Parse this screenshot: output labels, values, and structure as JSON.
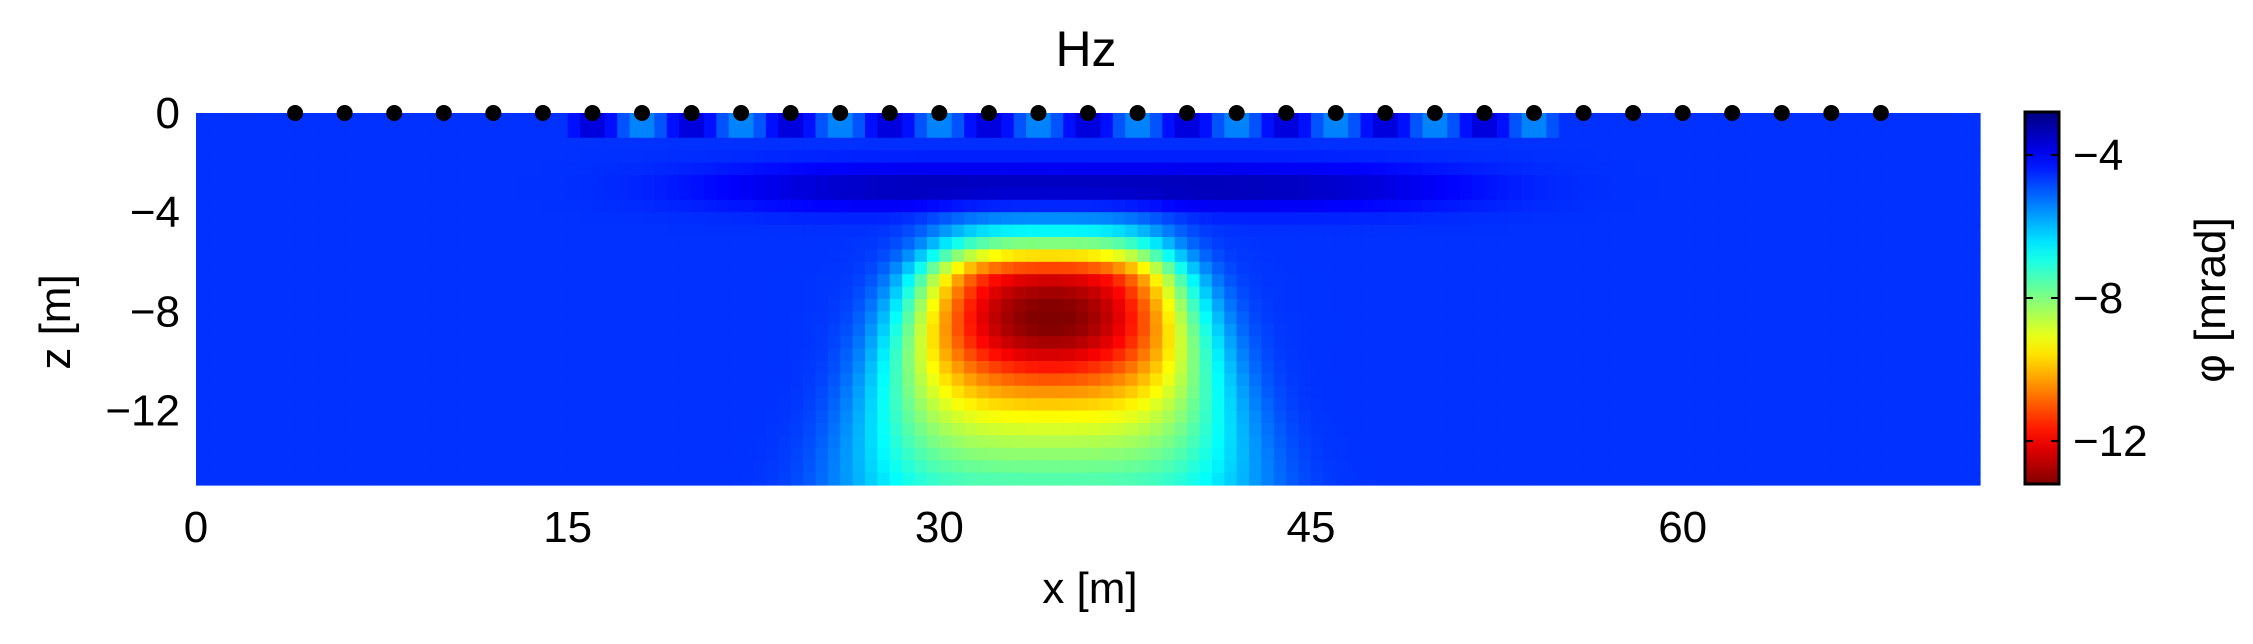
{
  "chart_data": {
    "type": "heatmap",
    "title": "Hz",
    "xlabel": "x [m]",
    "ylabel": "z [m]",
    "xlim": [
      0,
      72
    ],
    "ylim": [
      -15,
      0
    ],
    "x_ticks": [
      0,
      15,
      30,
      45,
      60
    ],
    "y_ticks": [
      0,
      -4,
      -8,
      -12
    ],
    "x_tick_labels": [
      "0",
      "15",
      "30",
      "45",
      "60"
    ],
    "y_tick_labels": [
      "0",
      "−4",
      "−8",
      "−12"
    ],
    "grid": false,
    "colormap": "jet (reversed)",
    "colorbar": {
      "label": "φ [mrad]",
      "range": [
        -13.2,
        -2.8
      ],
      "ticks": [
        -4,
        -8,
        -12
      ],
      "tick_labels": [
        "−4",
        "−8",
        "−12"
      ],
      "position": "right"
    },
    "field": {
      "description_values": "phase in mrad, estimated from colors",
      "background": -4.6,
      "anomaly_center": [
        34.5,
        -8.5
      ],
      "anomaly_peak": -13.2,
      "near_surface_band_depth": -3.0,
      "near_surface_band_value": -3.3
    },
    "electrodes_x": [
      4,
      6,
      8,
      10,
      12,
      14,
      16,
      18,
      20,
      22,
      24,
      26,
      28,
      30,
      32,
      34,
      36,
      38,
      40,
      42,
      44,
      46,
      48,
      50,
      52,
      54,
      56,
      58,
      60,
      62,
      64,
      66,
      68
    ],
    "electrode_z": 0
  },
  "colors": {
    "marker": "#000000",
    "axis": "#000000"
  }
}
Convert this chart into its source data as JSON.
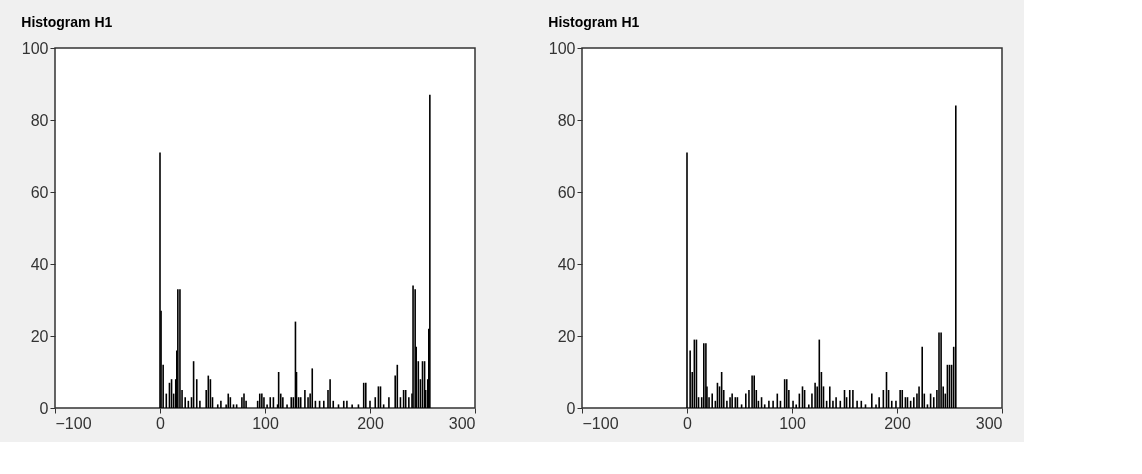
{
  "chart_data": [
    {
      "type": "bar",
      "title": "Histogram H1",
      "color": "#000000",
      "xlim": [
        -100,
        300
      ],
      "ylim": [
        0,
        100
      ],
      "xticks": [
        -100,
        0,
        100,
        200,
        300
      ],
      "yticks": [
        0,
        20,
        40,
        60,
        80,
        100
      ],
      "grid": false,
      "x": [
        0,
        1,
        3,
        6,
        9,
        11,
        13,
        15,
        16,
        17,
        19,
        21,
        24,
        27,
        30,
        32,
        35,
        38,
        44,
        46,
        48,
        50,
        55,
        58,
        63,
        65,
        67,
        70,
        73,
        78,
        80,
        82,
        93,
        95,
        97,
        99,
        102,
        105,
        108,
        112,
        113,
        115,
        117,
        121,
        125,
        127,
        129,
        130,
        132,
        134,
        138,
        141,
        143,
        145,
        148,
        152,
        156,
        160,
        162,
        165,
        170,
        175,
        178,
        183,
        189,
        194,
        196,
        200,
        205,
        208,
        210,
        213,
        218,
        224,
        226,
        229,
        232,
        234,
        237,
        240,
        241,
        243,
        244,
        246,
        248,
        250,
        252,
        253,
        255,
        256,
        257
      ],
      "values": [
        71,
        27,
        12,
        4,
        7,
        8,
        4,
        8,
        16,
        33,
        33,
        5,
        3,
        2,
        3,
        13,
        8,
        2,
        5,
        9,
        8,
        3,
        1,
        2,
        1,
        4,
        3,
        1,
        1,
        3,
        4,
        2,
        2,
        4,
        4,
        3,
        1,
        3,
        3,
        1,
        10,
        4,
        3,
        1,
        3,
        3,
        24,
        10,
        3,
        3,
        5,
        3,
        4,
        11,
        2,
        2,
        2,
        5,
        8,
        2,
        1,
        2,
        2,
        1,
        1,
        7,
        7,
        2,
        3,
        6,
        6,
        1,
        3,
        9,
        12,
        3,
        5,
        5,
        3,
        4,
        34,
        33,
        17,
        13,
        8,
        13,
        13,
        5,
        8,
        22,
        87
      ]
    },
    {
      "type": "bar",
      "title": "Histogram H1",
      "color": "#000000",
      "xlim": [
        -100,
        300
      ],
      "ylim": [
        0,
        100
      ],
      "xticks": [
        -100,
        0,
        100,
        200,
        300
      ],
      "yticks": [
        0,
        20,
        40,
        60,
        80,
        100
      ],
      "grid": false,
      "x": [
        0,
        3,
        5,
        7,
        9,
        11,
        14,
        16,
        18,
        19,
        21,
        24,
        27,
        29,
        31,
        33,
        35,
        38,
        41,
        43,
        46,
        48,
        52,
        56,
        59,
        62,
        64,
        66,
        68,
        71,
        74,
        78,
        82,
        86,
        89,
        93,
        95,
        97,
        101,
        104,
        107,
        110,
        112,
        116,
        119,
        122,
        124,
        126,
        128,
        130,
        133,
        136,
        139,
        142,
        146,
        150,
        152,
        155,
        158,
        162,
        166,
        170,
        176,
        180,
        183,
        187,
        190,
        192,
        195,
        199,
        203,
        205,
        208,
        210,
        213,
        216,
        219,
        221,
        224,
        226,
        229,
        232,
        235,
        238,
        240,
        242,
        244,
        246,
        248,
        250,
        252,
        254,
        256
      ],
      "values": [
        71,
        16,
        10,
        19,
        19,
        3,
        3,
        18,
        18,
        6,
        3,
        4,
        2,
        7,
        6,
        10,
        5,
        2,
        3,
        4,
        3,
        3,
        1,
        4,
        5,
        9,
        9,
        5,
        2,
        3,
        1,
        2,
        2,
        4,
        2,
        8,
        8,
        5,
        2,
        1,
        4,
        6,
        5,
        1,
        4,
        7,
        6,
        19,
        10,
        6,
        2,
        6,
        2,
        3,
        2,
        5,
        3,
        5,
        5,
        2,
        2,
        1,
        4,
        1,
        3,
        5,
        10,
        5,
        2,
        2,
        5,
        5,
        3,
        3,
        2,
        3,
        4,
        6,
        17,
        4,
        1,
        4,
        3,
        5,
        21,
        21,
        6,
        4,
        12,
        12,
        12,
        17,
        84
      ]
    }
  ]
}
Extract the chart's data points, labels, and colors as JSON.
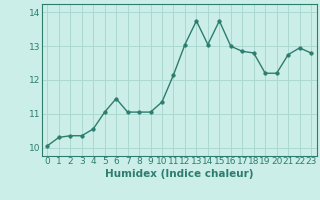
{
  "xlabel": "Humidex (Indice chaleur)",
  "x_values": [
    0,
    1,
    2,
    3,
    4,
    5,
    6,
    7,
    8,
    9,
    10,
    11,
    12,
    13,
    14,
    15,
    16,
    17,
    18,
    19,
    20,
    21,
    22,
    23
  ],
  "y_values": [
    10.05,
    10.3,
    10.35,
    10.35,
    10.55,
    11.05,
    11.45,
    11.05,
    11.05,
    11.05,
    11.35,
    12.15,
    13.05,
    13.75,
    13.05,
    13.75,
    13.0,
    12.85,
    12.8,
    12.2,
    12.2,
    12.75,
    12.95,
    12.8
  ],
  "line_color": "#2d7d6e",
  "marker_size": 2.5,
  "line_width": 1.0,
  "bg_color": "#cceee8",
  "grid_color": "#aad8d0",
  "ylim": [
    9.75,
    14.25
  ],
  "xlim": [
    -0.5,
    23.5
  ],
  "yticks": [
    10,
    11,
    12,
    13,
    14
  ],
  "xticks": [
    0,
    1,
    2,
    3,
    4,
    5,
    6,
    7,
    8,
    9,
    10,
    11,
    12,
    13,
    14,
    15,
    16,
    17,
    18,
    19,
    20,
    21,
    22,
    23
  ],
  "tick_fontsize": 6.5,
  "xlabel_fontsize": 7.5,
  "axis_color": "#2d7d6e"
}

# # # #

§ **INSTRUCTIONS FOR THE TASK**
All entries must be written out again exactly as given, with no pictures in the copy.

§ **WRITTEN SOLUTION**
Parse this screenshot: output labels, values, and structure as JSON.
{
  "chart_data": {
    "type": "heatmap",
    "title": "Hz",
    "xlabel": "x [m]",
    "ylabel": "z [m]",
    "xlim": [
      0,
      72
    ],
    "ylim": [
      -15,
      0
    ],
    "x_ticks": [
      0,
      15,
      30,
      45,
      60
    ],
    "y_ticks": [
      0,
      -4,
      -8,
      -12
    ],
    "x_tick_labels": [
      "0",
      "15",
      "30",
      "45",
      "60"
    ],
    "y_tick_labels": [
      "0",
      "−4",
      "−8",
      "−12"
    ],
    "grid": false,
    "colormap": "jet (reversed)",
    "colorbar": {
      "label": "φ [mrad]",
      "range": [
        -13.2,
        -2.8
      ],
      "ticks": [
        -4,
        -8,
        -12
      ],
      "tick_labels": [
        "−4",
        "−8",
        "−12"
      ],
      "position": "right"
    },
    "field": {
      "description_values": "phase in mrad, estimated from colors",
      "background": -4.6,
      "anomaly_center": [
        34.5,
        -8.5
      ],
      "anomaly_peak": -13.2,
      "near_surface_band_depth": -3.0,
      "near_surface_band_value": -3.3
    },
    "electrodes_x": [
      4,
      6,
      8,
      10,
      12,
      14,
      16,
      18,
      20,
      22,
      24,
      26,
      28,
      30,
      32,
      34,
      36,
      38,
      40,
      42,
      44,
      46,
      48,
      50,
      52,
      54,
      56,
      58,
      60,
      62,
      64,
      66,
      68
    ],
    "electrode_z": 0
  },
  "colors": {
    "marker": "#000000",
    "axis": "#000000"
  }
}
Convert this chart into its source data as JSON.
{
  "chart_data": [
    {
      "type": "bar",
      "title": "Histogram H1",
      "color": "#000000",
      "xlim": [
        -100,
        300
      ],
      "ylim": [
        0,
        100
      ],
      "xticks": [
        -100,
        0,
        100,
        200,
        300
      ],
      "yticks": [
        0,
        20,
        40,
        60,
        80,
        100
      ],
      "grid": false,
      "x": [
        0,
        1,
        3,
        6,
        9,
        11,
        13,
        15,
        16,
        17,
        19,
        21,
        24,
        27,
        30,
        32,
        35,
        38,
        44,
        46,
        48,
        50,
        55,
        58,
        63,
        65,
        67,
        70,
        73,
        78,
        80,
        82,
        93,
        95,
        97,
        99,
        102,
        105,
        108,
        112,
        113,
        115,
        117,
        121,
        125,
        127,
        129,
        130,
        132,
        134,
        138,
        141,
        143,
        145,
        148,
        152,
        156,
        160,
        162,
        165,
        170,
        175,
        178,
        183,
        189,
        194,
        196,
        200,
        205,
        208,
        210,
        213,
        218,
        224,
        226,
        229,
        232,
        234,
        237,
        240,
        241,
        243,
        244,
        246,
        248,
        250,
        252,
        253,
        255,
        256,
        257
      ],
      "values": [
        71,
        27,
        12,
        4,
        7,
        8,
        4,
        8,
        16,
        33,
        33,
        5,
        3,
        2,
        3,
        13,
        8,
        2,
        5,
        9,
        8,
        3,
        1,
        2,
        1,
        4,
        3,
        1,
        1,
        3,
        4,
        2,
        2,
        4,
        4,
        3,
        1,
        3,
        3,
        1,
        10,
        4,
        3,
        1,
        3,
        3,
        24,
        10,
        3,
        3,
        5,
        3,
        4,
        11,
        2,
        2,
        2,
        5,
        8,
        2,
        1,
        2,
        2,
        1,
        1,
        7,
        7,
        2,
        3,
        6,
        6,
        1,
        3,
        9,
        12,
        3,
        5,
        5,
        3,
        4,
        34,
        33,
        17,
        13,
        8,
        13,
        13,
        5,
        8,
        22,
        87
      ]
    },
    {
      "type": "bar",
      "title": "Histogram H1",
      "color": "#000000",
      "xlim": [
        -100,
        300
      ],
      "ylim": [
        0,
        100
      ],
      "xticks": [
        -100,
        0,
        100,
        200,
        300
      ],
      "yticks": [
        0,
        20,
        40,
        60,
        80,
        100
      ],
      "grid": false,
      "x": [
        0,
        3,
        5,
        7,
        9,
        11,
        14,
        16,
        18,
        19,
        21,
        24,
        27,
        29,
        31,
        33,
        35,
        38,
        41,
        43,
        46,
        48,
        52,
        56,
        59,
        62,
        64,
        66,
        68,
        71,
        74,
        78,
        82,
        86,
        89,
        93,
        95,
        97,
        101,
        104,
        107,
        110,
        112,
        116,
        119,
        122,
        124,
        126,
        128,
        130,
        133,
        136,
        139,
        142,
        146,
        150,
        152,
        155,
        158,
        162,
        166,
        170,
        176,
        180,
        183,
        187,
        190,
        192,
        195,
        199,
        203,
        205,
        208,
        210,
        213,
        216,
        219,
        221,
        224,
        226,
        229,
        232,
        235,
        238,
        240,
        242,
        244,
        246,
        248,
        250,
        252,
        254,
        256
      ],
      "values": [
        71,
        16,
        10,
        19,
        19,
        3,
        3,
        18,
        18,
        6,
        3,
        4,
        2,
        7,
        6,
        10,
        5,
        2,
        3,
        4,
        3,
        3,
        1,
        4,
        5,
        9,
        9,
        5,
        2,
        3,
        1,
        2,
        2,
        4,
        2,
        8,
        8,
        5,
        2,
        1,
        4,
        6,
        5,
        1,
        4,
        7,
        6,
        19,
        10,
        6,
        2,
        6,
        2,
        3,
        2,
        5,
        3,
        5,
        5,
        2,
        2,
        1,
        4,
        1,
        3,
        5,
        10,
        5,
        2,
        2,
        5,
        5,
        3,
        3,
        2,
        3,
        4,
        6,
        17,
        4,
        1,
        4,
        3,
        5,
        21,
        21,
        6,
        4,
        12,
        12,
        12,
        17,
        84
      ]
    }
  ]
}
Extract the chart's data points, labels, and colors as JSON.
{
  "xlabel": "Humidex (Indice chaleur)",
  "x_values": [
    0,
    1,
    2,
    3,
    4,
    5,
    6,
    7,
    8,
    9,
    10,
    11,
    12,
    13,
    14,
    15,
    16,
    17,
    18,
    19,
    20,
    21,
    22,
    23
  ],
  "y_values": [
    10.05,
    10.3,
    10.35,
    10.35,
    10.55,
    11.05,
    11.45,
    11.05,
    11.05,
    11.05,
    11.35,
    12.15,
    13.05,
    13.75,
    13.05,
    13.75,
    13.0,
    12.85,
    12.8,
    12.2,
    12.2,
    12.75,
    12.95,
    12.8
  ],
  "line_color": "#2d7d6e",
  "marker_size": 2.5,
  "line_width": 1.0,
  "bg_color": "#cceee8",
  "grid_color": "#aad8d0",
  "ylim": [
    9.75,
    14.25
  ],
  "xlim": [
    -0.5,
    23.5
  ],
  "yticks": [
    10,
    11,
    12,
    13,
    14
  ],
  "xticks": [
    0,
    1,
    2,
    3,
    4,
    5,
    6,
    7,
    8,
    9,
    10,
    11,
    12,
    13,
    14,
    15,
    16,
    17,
    18,
    19,
    20,
    21,
    22,
    23
  ],
  "tick_fontsize": 6.5,
  "xlabel_fontsize": 7.5,
  "axis_color": "#2d7d6e"
}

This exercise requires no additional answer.